■ Task goal ■
Locate the lines where "JSON" occurs and copy them as they stand.

■ Input rows ■
- - - -
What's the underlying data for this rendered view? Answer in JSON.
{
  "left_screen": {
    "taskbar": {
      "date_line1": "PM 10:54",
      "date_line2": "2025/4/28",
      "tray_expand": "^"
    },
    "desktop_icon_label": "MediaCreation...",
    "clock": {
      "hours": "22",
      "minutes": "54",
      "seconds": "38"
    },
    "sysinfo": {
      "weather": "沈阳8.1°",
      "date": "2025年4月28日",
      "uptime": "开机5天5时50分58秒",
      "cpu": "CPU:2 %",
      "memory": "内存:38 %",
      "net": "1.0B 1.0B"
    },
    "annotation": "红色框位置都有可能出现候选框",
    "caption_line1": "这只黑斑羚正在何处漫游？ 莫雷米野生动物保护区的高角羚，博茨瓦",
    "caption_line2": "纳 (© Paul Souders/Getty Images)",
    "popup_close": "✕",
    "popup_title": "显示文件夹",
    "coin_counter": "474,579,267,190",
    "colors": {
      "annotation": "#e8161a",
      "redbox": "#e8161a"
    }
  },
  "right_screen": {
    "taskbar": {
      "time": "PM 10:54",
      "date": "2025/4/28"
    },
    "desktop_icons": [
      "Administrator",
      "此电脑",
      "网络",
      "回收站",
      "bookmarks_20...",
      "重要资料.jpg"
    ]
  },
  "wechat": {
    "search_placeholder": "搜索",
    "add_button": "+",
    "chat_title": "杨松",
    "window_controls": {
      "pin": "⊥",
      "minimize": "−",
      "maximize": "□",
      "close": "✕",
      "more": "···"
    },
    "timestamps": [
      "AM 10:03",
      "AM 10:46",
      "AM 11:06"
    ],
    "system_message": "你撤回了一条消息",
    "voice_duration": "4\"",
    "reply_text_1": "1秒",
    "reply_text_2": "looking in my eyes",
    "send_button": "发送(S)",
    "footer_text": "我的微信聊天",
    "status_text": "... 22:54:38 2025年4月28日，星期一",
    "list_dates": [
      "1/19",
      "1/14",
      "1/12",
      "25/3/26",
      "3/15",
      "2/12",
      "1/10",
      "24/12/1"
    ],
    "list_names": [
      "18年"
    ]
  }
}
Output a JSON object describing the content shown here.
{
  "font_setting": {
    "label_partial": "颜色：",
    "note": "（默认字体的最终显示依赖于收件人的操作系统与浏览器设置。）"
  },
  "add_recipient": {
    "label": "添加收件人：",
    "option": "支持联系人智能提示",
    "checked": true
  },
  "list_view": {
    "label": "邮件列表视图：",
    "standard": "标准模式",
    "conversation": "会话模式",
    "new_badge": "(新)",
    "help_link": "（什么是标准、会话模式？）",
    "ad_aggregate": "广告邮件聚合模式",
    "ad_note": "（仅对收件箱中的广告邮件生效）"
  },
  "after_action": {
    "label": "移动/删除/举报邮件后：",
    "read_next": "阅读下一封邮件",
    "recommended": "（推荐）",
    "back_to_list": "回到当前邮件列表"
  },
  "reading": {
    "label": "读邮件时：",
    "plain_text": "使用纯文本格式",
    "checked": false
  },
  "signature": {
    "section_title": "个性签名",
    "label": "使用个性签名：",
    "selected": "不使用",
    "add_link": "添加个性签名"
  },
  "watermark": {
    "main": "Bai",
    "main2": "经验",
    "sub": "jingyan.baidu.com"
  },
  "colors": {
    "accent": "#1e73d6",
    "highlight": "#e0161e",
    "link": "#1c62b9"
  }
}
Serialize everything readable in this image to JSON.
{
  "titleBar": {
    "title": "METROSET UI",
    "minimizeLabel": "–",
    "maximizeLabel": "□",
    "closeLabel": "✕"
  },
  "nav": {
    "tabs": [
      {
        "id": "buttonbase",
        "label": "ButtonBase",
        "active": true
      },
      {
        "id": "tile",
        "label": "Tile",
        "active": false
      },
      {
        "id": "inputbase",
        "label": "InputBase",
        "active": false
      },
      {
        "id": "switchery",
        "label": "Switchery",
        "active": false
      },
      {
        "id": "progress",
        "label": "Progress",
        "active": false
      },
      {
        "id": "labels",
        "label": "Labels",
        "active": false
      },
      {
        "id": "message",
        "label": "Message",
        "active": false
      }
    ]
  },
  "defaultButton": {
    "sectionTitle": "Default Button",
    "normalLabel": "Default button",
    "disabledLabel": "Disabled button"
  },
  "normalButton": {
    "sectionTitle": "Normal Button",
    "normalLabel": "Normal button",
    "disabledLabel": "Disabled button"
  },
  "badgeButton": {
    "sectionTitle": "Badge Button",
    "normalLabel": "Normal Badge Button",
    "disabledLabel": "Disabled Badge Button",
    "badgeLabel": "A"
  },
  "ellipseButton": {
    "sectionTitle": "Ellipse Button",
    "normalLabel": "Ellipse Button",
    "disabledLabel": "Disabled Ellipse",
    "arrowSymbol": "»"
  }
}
- - - -
■ Result of this exercise ■
What's the underlying data for this rendered view? Answer in JSON.
Output a JSON object describing the content shown here.
Serialize everything readable in this image to JSON.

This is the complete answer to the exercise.